▶ RECORDS FOR THIS TASK:
## Start

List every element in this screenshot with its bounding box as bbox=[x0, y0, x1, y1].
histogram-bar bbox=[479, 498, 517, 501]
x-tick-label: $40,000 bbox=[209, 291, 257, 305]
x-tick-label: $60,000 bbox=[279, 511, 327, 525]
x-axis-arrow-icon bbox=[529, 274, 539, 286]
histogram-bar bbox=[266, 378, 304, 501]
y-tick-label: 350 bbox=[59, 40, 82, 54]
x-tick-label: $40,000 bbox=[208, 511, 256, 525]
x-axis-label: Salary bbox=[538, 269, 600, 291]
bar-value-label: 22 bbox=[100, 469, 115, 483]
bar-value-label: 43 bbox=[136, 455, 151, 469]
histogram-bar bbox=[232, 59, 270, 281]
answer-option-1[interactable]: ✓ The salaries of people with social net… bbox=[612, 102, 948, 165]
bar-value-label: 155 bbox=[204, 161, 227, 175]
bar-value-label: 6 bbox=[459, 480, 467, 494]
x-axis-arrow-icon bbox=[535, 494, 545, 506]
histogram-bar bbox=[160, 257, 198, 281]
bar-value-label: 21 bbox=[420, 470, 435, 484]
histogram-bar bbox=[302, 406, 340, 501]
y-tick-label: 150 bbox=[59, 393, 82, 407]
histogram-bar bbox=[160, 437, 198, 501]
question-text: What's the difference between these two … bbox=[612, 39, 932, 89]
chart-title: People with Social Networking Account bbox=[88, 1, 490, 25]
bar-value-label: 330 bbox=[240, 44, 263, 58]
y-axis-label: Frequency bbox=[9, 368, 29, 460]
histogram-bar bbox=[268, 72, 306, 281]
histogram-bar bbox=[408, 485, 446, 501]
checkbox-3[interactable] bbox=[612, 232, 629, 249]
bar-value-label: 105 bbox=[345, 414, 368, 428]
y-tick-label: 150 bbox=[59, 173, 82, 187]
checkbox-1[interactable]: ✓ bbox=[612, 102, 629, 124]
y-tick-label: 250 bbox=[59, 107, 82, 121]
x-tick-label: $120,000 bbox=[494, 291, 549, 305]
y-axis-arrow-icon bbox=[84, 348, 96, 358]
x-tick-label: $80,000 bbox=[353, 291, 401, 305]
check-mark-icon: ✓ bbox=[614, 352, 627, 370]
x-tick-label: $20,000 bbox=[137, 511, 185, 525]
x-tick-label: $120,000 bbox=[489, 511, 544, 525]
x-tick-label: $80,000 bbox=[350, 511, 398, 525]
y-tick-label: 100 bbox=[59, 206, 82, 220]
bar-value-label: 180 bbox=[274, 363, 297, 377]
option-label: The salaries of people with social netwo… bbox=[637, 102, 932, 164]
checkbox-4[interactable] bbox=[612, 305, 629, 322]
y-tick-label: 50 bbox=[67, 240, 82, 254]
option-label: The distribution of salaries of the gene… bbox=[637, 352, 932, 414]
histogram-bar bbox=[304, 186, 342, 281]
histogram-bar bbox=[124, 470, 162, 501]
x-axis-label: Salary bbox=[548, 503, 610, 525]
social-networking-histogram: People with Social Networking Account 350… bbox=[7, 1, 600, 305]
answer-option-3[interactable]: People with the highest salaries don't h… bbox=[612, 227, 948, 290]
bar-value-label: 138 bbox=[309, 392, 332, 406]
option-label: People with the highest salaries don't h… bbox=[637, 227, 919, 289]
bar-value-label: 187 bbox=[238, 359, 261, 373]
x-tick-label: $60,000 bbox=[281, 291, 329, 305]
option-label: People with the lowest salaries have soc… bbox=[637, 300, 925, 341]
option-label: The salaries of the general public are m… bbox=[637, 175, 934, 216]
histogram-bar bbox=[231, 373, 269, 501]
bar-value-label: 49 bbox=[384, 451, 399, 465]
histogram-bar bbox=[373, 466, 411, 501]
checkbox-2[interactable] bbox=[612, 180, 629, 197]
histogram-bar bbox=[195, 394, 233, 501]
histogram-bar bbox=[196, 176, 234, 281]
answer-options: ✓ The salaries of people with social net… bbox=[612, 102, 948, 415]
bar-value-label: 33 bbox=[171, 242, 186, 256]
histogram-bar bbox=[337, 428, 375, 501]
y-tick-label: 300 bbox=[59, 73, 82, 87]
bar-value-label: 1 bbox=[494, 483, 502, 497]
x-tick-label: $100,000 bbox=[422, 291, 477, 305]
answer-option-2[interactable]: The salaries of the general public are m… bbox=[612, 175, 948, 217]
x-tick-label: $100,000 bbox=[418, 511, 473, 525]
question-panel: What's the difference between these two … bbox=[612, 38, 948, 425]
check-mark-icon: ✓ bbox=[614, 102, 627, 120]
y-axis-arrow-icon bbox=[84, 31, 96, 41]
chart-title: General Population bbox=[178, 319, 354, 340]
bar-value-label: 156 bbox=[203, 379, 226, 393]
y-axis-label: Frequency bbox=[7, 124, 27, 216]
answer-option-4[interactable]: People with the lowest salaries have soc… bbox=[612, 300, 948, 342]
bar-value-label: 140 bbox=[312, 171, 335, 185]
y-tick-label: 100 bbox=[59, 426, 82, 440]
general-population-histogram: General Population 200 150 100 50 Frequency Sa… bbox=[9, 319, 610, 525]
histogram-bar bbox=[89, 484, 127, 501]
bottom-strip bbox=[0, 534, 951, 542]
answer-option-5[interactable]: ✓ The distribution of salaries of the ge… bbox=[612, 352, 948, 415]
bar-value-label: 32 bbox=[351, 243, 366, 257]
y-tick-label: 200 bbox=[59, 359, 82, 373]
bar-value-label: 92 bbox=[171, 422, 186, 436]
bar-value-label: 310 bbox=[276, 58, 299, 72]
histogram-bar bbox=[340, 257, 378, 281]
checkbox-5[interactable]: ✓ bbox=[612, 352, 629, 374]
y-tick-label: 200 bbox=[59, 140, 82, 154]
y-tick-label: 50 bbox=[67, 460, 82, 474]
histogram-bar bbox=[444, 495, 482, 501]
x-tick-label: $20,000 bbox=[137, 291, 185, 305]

## End

▶ THE TASK:
Render every line of the items above as a JSON list of strings, one string per line, omitting blank lines.

▶ WRITTEN RESPONSE:
[
  "List every element in this screenshot with its bounding box as bbox=[x0, y0, x1, y1].",
  "histogram-bar bbox=[479, 498, 517, 501]",
  "x-tick-label: $40,000 bbox=[209, 291, 257, 305]",
  "x-tick-label: $60,000 bbox=[279, 511, 327, 525]",
  "x-axis-arrow-icon bbox=[529, 274, 539, 286]",
  "histogram-bar bbox=[266, 378, 304, 501]",
  "y-tick-label: 350 bbox=[59, 40, 82, 54]",
  "x-tick-label: $40,000 bbox=[208, 511, 256, 525]",
  "x-axis-label: Salary bbox=[538, 269, 600, 291]",
  "bar-value-label: 22 bbox=[100, 469, 115, 483]",
  "bar-value-label: 43 bbox=[136, 455, 151, 469]",
  "histogram-bar bbox=[232, 59, 270, 281]",
  "answer-option-1[interactable]: ✓ The salaries of people with social net… bbox=[612, 102, 948, 165]",
  "bar-value-label: 155 bbox=[204, 161, 227, 175]",
  "bar-value-label: 6 bbox=[459, 480, 467, 494]",
  "x-axis-arrow-icon bbox=[535, 494, 545, 506]",
  "histogram-bar bbox=[160, 257, 198, 281]",
  "bar-value-label: 21 bbox=[420, 470, 435, 484]",
  "histogram-bar bbox=[302, 406, 340, 501]",
  "y-tick-label: 150 bbox=[59, 393, 82, 407]",
  "histogram-bar bbox=[160, 437, 198, 501]",
  "question-text: What's the difference between these two … bbox=[612, 39, 932, 89]",
  "chart-title: People with Social Networking Account bbox=[88, 1, 490, 25]",
  "bar-value-label: 330 bbox=[240, 44, 263, 58]",
  "y-axis-label: Frequency bbox=[9, 368, 29, 460]",
  "histogram-bar bbox=[268, 72, 306, 281]",
  "histogram-bar bbox=[408, 485, 446, 501]",
  "checkbox-3[interactable] bbox=[612, 232, 629, 249]",
  "bar-value-label: 105 bbox=[345, 414, 368, 428]",
  "y-tick-label: 150 bbox=[59, 173, 82, 187]",
  "checkbox-1[interactable]: ✓ bbox=[612, 102, 629, 124]",
  "y-tick-label: 250 bbox=[59, 107, 82, 121]",
  "x-tick-label: $120,000 bbox=[494, 291, 549, 305]",
  "y-axis-arrow-icon bbox=[84, 348, 96, 358]",
  "x-tick-label: $80,000 bbox=[353, 291, 401, 305]",
  "check-mark-icon: ✓ bbox=[614, 352, 627, 370]",
  "x-tick-label: $20,000 bbox=[137, 511, 185, 525]",
  "x-tick-label: $120,000 bbox=[489, 511, 544, 525]",
  "x-tick-label: $80,000 bbox=[350, 511, 398, 525]",
  "y-tick-label: 100 bbox=[59, 206, 82, 220]",
  "bar-value-label: 180 bbox=[274, 363, 297, 377]",
  "option-label: The salaries of people with social netwo… bbox=[637, 102, 932, 164]",
  "checkbox-4[interactable] bbox=[612, 305, 629, 322]",
  "y-tick-label: 50 bbox=[67, 240, 82, 254]",
  "option-label: The distribution of salaries of the gene… bbox=[637, 352, 932, 414]",
  "histogram-bar bbox=[304, 186, 342, 281]",
  "histogram-bar bbox=[124, 470, 162, 501]",
  "x-axis-label: Salary bbox=[548, 503, 610, 525]",
  "social-networking-histogram: People with Social Networking Account 350… bbox=[7, 1, 600, 305]",
  "answer-option-3[interactable]: People with the highest salaries don't h… bbox=[612, 227, 948, 290]",
  "bar-value-label: 138 bbox=[309, 392, 332, 406]",
  "option-label: People with the highest salaries don't h… bbox=[637, 227, 919, 289]",
  "bar-value-label: 187 bbox=[238, 359, 261, 373]",
  "x-tick-label: $60,000 bbox=[281, 291, 329, 305]",
  "option-label: People with the lowest salaries have soc… bbox=[637, 300, 925, 341]",
  "option-label: The salaries of the general public are m… bbox=[637, 175, 934, 216]",
  "histogram-bar bbox=[231, 373, 269, 501]",
  "bar-value-label: 49 bbox=[384, 451, 399, 465]",
  "histogram-bar bbox=[373, 466, 411, 501]",
  "checkbox-2[interactable] bbox=[612, 180, 629, 197]",
  "histogram-bar bbox=[195, 394, 233, 501]",
  "histogram-bar bbox=[196, 176, 234, 281]",
  "answer-options: ✓ The salaries of people with social net… bbox=[612, 102, 948, 415]",
  "bar-value-label: 33 bbox=[171, 242, 186, 256]",
  "histogram-bar bbox=[337, 428, 375, 501]",
  "y-tick-label: 300 bbox=[59, 73, 82, 87]",
  "bar-value-label: 1 bbox=[494, 483, 502, 497]",
  "x-tick-label: $100,000 bbox=[422, 291, 477, 305]",
  "answer-option-2[interactable]: The salaries of the general public are m… bbox=[612, 175, 948, 217]",
  "x-tick-label: $100,000 bbox=[418, 511, 473, 525]",
  "question-panel: What's the difference between these two … bbox=[612, 38, 948, 425]",
  "check-mark-icon: ✓ bbox=[614, 102, 627, 120]",
  "y-axis-arrow-icon bbox=[84, 31, 96, 41]",
  "chart-title: General Population bbox=[178, 319, 354, 340]",
  "bar-value-label: 156 bbox=[203, 379, 226, 393]",
  "y-axis-label: Frequency bbox=[7, 124, 27, 216]",
  "answer-option-4[interactable]: People with the lowest salaries have soc… bbox=[612, 300, 948, 342]",
  "bar-value-label: 140 bbox=[312, 171, 335, 185]",
  "y-tick-label: 100 bbox=[59, 426, 82, 440]",
  "general-population-histogram: General Population 200 150 100 50 Frequency Sa… bbox=[9, 319, 610, 525]",
  "histogram-bar bbox=[89, 484, 127, 501]",
  "bottom-strip bbox=[0, 534, 951, 542]",
  "answer-option-5[interactable]: ✓ The distribution of salaries of the ge… bbox=[612, 352, 948, 415]",
  "bar-value-label: 32 bbox=[351, 243, 366, 257]",
  "y-tick-label: 200 bbox=[59, 359, 82, 373]",
  "bar-value-label: 92 bbox=[171, 422, 186, 436]",
  "bar-value-label: 310 bbox=[276, 58, 299, 72]",
  "histogram-bar bbox=[340, 257, 378, 281]",
  "checkbox-5[interactable]: ✓ bbox=[612, 352, 629, 374]",
  "y-tick-label: 200 bbox=[59, 140, 82, 154]",
  "y-tick-label: 50 bbox=[67, 460, 82, 474]",
  "histogram-bar bbox=[444, 495, 482, 501]",
  "x-tick-label: $20,000 bbox=[137, 291, 185, 305]"
]